====== RAW DATA ======

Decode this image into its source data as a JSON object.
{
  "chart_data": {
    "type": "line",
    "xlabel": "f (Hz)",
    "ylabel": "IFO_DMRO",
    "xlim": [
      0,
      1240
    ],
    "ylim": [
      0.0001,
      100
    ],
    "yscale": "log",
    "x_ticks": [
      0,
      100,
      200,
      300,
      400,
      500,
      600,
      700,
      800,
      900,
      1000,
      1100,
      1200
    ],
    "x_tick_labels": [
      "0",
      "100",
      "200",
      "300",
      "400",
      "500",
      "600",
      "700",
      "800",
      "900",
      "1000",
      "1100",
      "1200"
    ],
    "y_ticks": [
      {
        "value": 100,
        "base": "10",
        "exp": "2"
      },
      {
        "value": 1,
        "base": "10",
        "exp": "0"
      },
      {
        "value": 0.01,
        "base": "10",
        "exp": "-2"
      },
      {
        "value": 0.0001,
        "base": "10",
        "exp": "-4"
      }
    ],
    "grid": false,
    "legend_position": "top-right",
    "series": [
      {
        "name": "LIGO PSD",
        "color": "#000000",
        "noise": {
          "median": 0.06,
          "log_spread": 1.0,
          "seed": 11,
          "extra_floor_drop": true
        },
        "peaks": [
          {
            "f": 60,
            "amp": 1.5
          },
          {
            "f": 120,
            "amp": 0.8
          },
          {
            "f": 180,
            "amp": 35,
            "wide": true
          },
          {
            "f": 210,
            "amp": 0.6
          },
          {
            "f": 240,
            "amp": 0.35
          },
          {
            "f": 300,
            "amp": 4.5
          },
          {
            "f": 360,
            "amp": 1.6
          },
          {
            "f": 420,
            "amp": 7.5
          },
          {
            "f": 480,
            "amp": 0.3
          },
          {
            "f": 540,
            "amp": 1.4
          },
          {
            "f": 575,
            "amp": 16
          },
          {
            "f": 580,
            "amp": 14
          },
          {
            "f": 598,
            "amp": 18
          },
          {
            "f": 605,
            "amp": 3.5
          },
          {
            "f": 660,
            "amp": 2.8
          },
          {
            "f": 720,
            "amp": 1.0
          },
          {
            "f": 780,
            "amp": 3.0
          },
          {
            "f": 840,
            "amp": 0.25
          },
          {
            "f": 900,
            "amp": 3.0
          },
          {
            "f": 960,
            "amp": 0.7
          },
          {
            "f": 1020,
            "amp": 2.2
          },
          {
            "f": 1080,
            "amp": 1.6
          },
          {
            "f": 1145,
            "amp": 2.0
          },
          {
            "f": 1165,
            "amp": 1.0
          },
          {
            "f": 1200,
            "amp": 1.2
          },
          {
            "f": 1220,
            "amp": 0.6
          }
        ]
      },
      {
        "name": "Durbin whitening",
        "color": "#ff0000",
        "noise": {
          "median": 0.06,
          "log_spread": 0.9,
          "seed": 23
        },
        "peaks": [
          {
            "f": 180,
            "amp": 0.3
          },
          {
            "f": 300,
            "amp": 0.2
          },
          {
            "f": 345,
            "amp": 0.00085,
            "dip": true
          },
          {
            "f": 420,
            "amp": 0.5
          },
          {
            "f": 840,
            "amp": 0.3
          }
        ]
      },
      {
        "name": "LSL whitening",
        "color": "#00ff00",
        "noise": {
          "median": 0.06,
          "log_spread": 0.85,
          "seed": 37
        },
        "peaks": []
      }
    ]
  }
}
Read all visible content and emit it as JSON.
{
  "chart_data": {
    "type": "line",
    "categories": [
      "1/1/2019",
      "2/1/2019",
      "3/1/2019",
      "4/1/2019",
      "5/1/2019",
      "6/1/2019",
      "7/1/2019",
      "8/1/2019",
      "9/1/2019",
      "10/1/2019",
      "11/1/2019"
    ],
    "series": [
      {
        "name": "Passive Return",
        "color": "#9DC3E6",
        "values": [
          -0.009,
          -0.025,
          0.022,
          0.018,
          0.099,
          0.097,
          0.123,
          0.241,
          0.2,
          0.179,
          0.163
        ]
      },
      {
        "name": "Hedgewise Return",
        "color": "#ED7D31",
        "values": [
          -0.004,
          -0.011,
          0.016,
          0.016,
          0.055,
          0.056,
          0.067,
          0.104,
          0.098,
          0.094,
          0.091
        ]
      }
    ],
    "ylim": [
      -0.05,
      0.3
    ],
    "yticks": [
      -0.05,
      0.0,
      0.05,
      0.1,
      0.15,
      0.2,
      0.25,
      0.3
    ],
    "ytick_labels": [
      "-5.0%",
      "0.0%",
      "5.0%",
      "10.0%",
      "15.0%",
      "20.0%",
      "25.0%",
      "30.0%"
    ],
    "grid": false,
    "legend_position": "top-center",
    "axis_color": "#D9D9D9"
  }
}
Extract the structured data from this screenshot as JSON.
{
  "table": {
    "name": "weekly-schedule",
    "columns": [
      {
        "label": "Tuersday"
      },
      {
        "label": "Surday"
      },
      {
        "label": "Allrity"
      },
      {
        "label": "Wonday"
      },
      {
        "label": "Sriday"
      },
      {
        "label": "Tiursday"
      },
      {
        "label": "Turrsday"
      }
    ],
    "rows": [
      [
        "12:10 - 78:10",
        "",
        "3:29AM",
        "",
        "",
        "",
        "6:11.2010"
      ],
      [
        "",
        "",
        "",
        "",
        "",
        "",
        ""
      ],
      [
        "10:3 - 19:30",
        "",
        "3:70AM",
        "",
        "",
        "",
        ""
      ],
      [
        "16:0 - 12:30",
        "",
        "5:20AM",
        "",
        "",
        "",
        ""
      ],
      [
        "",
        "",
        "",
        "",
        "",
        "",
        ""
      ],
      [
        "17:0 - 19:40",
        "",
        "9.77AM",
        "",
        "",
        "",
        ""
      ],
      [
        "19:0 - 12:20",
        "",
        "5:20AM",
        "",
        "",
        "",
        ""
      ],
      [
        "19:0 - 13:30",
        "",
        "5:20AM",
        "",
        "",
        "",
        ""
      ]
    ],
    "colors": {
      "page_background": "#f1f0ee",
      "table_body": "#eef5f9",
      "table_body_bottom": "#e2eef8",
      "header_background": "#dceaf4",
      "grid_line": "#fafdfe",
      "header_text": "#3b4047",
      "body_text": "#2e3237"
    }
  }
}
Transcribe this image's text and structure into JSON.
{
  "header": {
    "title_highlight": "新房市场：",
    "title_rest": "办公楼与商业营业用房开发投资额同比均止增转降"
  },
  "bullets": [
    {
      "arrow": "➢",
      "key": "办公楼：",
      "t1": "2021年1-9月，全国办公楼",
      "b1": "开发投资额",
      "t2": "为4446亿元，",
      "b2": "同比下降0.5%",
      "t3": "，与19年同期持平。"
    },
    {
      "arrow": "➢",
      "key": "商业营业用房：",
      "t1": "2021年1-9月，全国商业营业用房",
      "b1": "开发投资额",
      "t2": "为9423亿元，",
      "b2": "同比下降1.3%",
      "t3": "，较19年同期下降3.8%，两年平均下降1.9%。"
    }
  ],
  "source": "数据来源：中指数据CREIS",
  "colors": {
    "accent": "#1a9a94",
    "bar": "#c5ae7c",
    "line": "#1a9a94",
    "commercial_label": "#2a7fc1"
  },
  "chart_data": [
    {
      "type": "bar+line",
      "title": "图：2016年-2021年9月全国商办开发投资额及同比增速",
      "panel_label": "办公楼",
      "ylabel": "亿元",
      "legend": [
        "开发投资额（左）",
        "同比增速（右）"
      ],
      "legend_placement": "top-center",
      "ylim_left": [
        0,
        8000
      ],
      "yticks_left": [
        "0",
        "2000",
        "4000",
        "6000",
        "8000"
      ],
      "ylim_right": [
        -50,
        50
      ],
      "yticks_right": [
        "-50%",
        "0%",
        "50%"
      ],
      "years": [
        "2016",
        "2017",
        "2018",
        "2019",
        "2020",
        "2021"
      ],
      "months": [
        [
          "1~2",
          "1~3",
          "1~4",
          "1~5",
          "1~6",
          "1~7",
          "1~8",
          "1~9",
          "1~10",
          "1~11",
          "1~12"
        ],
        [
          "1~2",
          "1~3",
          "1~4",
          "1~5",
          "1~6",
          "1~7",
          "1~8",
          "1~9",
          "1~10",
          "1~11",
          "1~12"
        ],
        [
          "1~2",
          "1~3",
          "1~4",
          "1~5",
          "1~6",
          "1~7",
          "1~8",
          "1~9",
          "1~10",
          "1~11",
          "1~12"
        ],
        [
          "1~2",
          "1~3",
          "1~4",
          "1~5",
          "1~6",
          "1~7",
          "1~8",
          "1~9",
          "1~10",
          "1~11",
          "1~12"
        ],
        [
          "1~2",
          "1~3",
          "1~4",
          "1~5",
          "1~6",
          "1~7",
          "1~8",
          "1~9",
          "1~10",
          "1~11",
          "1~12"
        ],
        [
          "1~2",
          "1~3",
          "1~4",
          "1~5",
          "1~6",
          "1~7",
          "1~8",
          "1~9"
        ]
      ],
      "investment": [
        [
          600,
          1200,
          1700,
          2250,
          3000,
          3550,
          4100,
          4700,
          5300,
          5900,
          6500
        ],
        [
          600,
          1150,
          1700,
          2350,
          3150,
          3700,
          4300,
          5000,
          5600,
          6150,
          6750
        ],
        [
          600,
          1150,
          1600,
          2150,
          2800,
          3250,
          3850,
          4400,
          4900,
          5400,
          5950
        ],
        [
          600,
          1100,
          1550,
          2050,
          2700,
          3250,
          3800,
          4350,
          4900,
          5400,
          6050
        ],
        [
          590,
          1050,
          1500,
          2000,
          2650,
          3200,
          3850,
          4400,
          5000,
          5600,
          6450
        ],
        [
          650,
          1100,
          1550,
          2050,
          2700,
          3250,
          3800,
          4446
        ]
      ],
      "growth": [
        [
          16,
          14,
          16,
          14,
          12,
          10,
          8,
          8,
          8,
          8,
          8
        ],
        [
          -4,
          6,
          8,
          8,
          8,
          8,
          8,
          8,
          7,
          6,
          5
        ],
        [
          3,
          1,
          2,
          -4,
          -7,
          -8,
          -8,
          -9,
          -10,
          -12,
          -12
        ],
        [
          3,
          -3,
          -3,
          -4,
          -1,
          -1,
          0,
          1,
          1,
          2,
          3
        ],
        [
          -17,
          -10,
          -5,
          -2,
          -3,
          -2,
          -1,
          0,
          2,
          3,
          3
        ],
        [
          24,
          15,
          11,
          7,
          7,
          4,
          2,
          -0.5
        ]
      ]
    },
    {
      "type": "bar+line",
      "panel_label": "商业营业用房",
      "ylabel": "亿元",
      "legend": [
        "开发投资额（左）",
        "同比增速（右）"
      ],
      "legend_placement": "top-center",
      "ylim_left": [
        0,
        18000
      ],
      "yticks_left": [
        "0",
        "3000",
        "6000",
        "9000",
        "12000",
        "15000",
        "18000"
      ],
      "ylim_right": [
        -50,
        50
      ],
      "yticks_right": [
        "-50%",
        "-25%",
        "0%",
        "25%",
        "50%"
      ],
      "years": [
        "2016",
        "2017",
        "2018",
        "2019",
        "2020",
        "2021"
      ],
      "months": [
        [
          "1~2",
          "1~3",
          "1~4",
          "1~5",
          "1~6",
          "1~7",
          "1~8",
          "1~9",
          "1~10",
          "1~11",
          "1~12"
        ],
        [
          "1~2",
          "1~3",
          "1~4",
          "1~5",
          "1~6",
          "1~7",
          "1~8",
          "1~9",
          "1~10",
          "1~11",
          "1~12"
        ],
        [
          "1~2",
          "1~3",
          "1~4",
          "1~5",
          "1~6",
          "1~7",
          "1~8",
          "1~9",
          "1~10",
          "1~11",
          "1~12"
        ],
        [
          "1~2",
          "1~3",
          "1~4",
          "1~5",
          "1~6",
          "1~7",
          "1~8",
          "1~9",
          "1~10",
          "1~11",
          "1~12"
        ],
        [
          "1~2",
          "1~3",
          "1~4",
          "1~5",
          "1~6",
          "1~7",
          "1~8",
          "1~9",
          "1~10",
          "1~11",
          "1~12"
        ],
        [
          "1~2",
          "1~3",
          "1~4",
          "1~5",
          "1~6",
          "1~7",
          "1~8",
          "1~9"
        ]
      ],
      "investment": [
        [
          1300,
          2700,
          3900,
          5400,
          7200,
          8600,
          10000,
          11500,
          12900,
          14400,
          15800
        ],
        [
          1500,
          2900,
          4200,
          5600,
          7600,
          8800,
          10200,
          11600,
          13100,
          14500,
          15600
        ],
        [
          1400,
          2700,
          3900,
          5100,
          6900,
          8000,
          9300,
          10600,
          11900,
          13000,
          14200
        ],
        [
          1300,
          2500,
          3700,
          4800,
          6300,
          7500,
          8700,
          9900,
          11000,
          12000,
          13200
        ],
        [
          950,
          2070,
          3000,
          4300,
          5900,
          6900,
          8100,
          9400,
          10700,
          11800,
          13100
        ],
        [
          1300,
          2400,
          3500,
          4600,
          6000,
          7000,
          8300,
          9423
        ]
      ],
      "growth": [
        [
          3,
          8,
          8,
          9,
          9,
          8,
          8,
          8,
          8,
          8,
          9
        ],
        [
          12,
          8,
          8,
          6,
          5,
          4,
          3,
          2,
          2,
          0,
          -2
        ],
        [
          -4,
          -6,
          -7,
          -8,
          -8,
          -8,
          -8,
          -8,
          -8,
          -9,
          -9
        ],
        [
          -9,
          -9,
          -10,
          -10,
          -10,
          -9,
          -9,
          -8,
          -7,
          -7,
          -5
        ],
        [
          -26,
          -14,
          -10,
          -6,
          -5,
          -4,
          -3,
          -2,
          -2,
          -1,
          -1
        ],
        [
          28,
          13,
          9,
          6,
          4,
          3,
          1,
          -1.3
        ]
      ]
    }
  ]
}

======

▶ [JOB]
List all lines from the entries that include the word "source".

▶ [ANSWER FOR THE TASK]
Decode this image into its source data as a JSON object.
  "source": "数据来源：中指数据CREIS",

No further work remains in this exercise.